- [TEXT EXCERPT]
You are viewing a plain text version of this content. The canonical link for it is here.
Posted to user@nutch.apache.org by reinhard schwab <re...@aon.at> on 2009/07/17 18:43:18 UTC

dump all outlinks

is any tool available to dump all outlinks (filtered outlinks included)?
(i know the tools to dump crawldb, linkdb and segments)
or do i have to implement such a tool and if, how?
i want to know them to adapt/manage the url filters.
parse the contents with urlfilters disabled?

reinhard

Re: dump all outlinks

Posted by reinhard schwab <re...@aon.at>.
i have done something like that.
the problem is the parsers filter the outlinks according to the
configuration of the url filters.
i have had to delete the *parse* directories, reparse the segments and
before parsing reset the url filters,
that no outlink is filtered out.

Annotated element listings:
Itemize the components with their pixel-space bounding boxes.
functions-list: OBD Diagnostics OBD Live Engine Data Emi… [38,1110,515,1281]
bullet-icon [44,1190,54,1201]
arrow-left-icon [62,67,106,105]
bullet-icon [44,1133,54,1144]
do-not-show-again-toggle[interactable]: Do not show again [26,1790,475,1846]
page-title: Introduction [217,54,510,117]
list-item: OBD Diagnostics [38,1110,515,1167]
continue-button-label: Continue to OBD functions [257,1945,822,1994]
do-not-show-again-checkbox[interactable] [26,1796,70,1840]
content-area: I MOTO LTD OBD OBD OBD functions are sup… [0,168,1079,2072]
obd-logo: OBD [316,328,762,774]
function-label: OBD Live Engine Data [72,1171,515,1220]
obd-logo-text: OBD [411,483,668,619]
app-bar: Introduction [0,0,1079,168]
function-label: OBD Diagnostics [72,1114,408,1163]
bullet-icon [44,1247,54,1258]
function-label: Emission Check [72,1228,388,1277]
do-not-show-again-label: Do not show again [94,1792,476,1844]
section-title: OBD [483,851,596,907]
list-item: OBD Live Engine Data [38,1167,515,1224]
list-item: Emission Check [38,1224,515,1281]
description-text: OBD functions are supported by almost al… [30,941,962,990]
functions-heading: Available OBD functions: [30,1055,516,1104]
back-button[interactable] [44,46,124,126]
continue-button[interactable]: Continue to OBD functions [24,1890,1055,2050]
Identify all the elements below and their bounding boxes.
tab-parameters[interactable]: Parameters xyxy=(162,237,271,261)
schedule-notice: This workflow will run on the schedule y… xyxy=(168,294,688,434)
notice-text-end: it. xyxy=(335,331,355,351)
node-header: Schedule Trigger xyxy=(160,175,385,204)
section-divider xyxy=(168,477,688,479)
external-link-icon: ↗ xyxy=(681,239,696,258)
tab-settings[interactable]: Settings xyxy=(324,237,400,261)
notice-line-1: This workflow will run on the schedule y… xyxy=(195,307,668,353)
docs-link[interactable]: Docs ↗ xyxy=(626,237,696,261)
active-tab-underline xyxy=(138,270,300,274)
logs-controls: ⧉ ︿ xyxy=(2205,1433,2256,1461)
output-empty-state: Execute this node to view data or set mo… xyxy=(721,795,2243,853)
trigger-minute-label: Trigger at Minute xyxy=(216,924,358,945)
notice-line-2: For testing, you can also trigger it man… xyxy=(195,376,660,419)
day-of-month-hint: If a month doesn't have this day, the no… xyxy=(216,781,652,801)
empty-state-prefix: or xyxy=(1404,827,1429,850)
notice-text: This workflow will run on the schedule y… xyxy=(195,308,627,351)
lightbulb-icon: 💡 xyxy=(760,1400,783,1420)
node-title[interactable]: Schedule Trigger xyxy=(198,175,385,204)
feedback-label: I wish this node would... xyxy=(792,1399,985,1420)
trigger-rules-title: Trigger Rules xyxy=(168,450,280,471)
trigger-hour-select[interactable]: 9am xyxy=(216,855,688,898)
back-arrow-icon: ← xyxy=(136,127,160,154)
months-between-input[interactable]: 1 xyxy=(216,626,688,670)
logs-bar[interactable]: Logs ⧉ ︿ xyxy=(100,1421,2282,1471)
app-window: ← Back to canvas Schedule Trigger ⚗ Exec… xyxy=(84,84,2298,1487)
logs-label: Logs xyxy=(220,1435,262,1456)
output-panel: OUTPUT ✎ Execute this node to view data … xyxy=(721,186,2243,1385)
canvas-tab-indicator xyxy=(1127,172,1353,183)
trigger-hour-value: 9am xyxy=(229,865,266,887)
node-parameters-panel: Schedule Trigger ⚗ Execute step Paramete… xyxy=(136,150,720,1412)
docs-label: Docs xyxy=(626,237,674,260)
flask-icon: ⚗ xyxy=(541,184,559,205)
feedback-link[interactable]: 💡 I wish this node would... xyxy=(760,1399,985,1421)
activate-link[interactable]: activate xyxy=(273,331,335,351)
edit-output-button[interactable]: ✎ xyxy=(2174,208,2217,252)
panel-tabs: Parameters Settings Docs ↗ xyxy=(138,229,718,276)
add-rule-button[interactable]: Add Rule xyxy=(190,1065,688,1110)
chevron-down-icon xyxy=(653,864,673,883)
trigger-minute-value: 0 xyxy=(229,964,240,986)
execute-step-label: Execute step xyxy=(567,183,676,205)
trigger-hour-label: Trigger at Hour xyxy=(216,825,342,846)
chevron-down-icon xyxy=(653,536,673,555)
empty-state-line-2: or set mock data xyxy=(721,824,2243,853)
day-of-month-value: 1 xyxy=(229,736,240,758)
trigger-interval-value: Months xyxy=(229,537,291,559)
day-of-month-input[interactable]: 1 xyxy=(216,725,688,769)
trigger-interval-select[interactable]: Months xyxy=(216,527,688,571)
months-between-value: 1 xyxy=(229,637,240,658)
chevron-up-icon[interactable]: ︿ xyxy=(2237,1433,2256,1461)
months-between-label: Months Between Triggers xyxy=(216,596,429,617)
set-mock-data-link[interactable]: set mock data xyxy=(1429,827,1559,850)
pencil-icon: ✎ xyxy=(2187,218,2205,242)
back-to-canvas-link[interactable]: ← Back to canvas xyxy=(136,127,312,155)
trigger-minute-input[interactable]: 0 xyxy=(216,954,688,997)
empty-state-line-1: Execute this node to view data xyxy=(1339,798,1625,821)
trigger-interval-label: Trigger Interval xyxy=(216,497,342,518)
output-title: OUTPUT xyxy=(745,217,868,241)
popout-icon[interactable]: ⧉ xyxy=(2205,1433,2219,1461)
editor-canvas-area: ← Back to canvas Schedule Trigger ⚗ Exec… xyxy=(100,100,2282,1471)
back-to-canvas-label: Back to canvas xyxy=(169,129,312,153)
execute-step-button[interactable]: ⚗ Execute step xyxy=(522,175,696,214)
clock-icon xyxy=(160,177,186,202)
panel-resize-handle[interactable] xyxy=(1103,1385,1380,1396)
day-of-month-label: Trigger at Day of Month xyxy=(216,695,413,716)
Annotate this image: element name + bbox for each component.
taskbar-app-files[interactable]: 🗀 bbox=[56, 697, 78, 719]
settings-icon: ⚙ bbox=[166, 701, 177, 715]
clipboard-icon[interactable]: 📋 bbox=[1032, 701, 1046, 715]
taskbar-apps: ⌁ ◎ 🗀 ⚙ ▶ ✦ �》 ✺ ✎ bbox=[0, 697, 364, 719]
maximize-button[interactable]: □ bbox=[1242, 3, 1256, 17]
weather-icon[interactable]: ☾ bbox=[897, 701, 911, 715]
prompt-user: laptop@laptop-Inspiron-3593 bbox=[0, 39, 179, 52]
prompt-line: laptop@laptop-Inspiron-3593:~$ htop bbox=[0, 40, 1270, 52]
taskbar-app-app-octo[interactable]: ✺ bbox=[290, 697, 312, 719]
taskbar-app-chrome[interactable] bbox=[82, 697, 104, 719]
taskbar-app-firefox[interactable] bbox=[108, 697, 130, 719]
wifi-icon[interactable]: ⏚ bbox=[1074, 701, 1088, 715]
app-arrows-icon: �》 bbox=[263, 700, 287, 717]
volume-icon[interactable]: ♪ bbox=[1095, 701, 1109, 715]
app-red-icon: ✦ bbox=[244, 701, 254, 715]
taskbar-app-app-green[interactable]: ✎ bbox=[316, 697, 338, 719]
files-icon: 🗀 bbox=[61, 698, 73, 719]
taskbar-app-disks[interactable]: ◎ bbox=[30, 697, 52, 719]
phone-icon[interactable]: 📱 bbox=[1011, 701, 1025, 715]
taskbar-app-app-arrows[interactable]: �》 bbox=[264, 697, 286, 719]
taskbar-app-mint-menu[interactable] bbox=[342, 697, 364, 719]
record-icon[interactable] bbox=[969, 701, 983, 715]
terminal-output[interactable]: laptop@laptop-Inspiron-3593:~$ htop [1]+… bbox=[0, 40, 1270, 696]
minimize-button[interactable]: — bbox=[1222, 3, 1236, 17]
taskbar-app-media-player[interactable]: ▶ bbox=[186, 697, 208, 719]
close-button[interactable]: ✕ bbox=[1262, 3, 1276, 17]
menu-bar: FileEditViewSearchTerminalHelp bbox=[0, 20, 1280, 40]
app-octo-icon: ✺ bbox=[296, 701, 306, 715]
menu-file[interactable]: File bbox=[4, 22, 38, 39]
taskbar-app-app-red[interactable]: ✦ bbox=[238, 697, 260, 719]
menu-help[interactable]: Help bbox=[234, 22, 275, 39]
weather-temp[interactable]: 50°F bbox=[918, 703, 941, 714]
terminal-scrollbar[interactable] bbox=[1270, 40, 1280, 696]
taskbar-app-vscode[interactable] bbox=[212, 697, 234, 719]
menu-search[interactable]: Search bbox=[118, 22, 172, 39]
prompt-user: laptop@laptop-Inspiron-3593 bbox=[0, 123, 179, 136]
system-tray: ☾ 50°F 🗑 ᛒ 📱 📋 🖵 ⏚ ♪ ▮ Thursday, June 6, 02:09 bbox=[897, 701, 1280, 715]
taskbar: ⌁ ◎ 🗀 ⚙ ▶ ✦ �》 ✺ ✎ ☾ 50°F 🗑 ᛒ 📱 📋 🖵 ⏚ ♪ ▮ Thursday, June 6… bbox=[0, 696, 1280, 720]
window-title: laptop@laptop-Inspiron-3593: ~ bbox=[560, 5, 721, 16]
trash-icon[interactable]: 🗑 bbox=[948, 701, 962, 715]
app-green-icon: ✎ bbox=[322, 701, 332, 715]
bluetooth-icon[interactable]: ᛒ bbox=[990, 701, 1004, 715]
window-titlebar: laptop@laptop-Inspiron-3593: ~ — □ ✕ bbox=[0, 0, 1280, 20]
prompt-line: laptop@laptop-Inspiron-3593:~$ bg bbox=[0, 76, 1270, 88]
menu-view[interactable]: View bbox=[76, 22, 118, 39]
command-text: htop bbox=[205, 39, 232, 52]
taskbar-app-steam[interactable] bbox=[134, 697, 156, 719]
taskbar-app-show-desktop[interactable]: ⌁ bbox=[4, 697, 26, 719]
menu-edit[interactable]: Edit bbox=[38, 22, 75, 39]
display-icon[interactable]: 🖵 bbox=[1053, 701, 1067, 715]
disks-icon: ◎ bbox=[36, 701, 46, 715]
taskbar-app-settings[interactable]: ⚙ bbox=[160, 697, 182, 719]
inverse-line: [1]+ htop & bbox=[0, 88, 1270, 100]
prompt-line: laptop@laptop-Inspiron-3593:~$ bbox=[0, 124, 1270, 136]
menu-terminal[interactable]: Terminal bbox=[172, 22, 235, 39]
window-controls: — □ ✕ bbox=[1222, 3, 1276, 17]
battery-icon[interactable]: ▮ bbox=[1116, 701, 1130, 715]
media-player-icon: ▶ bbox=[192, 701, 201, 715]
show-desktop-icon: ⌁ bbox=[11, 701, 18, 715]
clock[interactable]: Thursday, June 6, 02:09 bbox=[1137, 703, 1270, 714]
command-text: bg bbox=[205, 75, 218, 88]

- [THE TASKS]
A - From the outlinks thread, reproduce the stretch from "Posted to user@nutch.apache.org" through "and if, how?".
B - Decide whether each statement below agrees with the outlinks thread. Answer yes or no for each, and quote the deciding words from the thread.
(i) The first poster already knows of tools for dumping the crawldb, linkdb and segments.
(ii) According to the reply, the parsers keep every outlink whatever the url filters are set to.
(iii) The reply says the *parse* directories had to be deleted and the segments reparsed.
C - The first post in the outlinks thread says it already knows dump tools for certain things. List all of those things.

- [ANSWER LIST]
A -
Posted to user@nutch.apache.org by reinhard schwab <re...@aon.at> on 2009/07/17 18:43:18 UTC

dump all outlinks

is any tool available to dump all outlinks (filtered outlinks included)?
(i know the tools to dump crawldb, linkdb and segments)
or do i have to implement such a tool and if, how?

B -
(i) Yes: "i know the tools to dump crawldb, linkdb and segments"
(ii) No: "the parsers filter the outlinks according to the configuration of the url filters"
(iii) Yes: "i have had to delete the *parse* directories, reparse the segments"

C -
crawldb
linkdb
segments